Say how many lines hold the string "compatibility"; please write nothing but the number.

◆ RECORDS PROVIDED:
<<<<
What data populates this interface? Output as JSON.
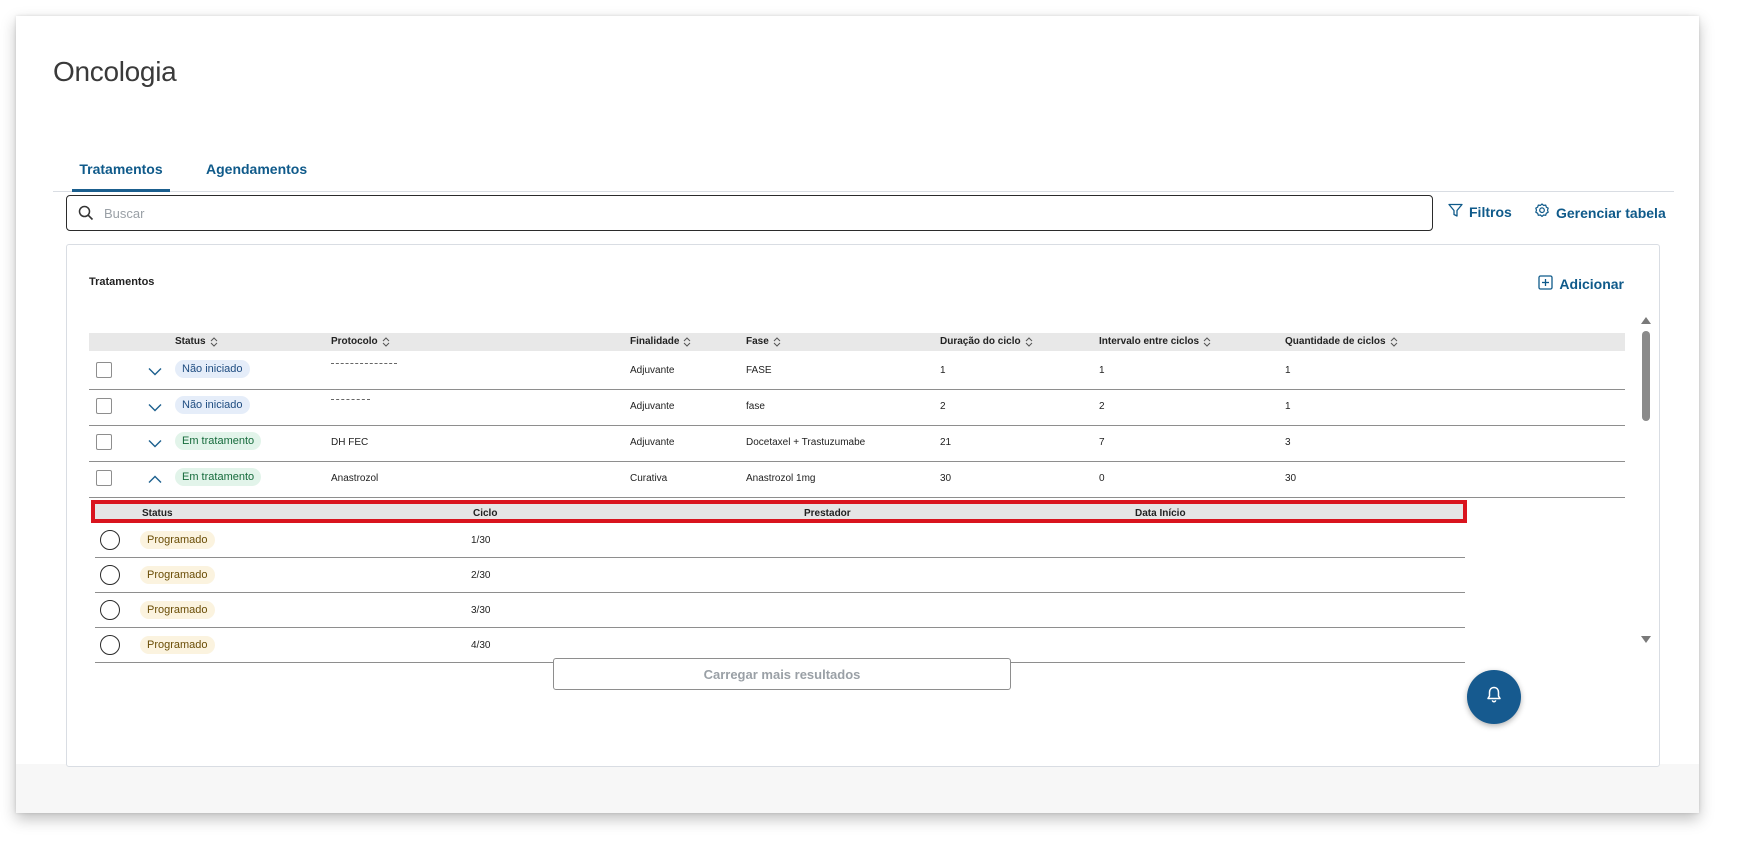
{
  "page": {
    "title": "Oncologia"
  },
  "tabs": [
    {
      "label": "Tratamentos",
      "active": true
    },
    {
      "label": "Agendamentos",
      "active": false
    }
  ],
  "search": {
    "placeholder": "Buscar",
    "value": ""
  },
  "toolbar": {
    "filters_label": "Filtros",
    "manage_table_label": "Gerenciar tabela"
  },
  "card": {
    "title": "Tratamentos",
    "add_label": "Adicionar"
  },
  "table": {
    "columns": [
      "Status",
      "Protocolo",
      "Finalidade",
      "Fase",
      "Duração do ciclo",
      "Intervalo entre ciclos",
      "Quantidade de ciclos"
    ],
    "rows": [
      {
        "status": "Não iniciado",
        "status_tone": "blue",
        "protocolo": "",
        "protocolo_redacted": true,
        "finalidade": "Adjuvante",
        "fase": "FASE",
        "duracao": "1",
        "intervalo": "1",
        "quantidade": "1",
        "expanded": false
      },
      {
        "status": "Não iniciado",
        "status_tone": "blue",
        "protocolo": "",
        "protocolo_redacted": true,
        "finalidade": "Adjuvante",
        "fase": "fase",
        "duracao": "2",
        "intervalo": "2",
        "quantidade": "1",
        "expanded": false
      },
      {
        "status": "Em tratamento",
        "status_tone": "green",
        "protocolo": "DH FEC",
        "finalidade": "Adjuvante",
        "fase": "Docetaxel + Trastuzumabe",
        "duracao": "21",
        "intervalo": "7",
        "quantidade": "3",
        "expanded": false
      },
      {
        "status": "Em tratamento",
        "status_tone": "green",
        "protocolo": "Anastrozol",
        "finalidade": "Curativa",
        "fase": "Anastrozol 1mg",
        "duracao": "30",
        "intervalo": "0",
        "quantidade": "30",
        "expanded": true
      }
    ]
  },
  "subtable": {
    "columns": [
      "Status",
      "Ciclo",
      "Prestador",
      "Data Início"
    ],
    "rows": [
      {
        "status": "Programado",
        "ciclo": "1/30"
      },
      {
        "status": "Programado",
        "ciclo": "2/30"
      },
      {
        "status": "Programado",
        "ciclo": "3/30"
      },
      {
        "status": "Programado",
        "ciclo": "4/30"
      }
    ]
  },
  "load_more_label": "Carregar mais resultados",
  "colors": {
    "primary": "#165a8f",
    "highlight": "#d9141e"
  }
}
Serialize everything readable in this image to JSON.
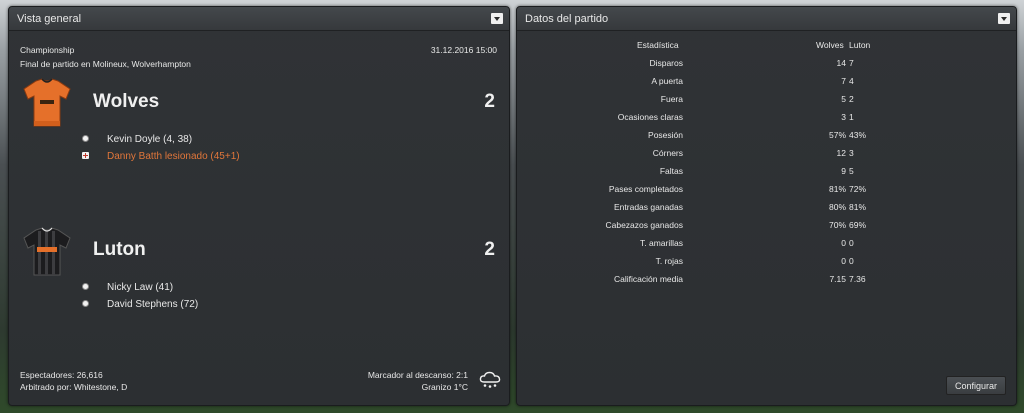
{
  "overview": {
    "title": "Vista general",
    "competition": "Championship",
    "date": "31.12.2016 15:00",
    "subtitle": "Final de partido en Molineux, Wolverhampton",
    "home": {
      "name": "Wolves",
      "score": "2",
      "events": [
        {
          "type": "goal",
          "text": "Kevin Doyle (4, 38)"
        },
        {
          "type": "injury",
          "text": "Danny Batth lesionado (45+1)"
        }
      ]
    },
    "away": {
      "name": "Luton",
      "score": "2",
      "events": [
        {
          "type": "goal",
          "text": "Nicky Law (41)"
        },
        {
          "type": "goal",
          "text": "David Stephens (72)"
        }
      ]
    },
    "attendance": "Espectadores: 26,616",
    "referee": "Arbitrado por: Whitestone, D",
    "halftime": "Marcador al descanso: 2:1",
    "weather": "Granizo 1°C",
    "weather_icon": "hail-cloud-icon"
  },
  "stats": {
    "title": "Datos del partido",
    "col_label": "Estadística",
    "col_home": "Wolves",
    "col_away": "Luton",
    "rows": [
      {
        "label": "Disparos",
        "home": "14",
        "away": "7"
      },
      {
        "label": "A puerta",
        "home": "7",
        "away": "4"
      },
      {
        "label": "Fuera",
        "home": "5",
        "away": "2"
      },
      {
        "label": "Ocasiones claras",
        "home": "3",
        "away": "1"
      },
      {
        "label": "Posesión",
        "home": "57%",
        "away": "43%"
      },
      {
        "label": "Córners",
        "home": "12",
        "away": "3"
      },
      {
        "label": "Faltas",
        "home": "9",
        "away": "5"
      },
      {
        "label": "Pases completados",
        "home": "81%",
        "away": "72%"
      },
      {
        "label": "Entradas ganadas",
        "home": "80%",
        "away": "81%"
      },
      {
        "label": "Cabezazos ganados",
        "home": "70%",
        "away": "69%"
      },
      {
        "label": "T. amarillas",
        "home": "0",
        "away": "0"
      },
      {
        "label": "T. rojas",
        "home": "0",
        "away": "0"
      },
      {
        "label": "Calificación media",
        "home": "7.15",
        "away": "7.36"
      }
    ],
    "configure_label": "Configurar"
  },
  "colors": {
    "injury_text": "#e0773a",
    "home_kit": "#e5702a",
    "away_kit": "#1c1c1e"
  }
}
>>>>
<<<<
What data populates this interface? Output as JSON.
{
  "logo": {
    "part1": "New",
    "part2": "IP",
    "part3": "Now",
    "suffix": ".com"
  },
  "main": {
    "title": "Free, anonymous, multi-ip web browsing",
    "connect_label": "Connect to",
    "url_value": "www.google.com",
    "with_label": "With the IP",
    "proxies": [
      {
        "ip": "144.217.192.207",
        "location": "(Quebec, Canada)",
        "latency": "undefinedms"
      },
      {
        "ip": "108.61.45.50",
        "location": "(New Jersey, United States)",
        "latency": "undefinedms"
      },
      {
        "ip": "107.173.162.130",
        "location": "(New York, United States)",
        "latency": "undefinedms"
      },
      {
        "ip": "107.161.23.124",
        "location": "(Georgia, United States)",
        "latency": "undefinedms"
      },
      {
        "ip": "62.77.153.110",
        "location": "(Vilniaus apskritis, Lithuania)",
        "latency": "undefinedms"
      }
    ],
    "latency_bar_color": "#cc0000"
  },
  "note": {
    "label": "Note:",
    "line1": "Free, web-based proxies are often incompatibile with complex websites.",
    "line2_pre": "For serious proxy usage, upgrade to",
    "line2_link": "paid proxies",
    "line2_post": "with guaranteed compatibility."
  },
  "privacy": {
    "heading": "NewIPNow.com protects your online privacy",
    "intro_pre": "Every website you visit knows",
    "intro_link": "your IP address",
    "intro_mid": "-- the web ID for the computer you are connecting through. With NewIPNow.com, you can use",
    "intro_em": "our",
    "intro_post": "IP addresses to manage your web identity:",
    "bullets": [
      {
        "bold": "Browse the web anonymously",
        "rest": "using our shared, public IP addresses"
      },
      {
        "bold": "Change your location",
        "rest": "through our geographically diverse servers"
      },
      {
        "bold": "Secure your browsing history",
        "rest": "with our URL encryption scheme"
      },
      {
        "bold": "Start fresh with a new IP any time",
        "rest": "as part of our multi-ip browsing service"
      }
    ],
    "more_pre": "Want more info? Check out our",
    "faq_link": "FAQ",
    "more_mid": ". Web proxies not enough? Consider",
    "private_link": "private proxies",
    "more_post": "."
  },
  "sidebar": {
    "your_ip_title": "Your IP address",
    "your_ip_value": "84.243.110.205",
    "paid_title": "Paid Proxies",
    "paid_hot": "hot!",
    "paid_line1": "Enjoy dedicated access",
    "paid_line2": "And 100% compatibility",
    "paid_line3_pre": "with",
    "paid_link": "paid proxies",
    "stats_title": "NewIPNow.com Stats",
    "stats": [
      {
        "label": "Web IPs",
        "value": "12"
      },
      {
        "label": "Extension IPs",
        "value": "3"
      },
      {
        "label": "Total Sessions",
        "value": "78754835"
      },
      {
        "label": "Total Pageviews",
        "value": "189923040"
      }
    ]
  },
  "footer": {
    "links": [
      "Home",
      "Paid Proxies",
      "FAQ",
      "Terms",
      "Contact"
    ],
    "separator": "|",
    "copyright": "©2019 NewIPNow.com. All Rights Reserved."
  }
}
>>>>
◆ OUTPUT FOR THIS TASK:
2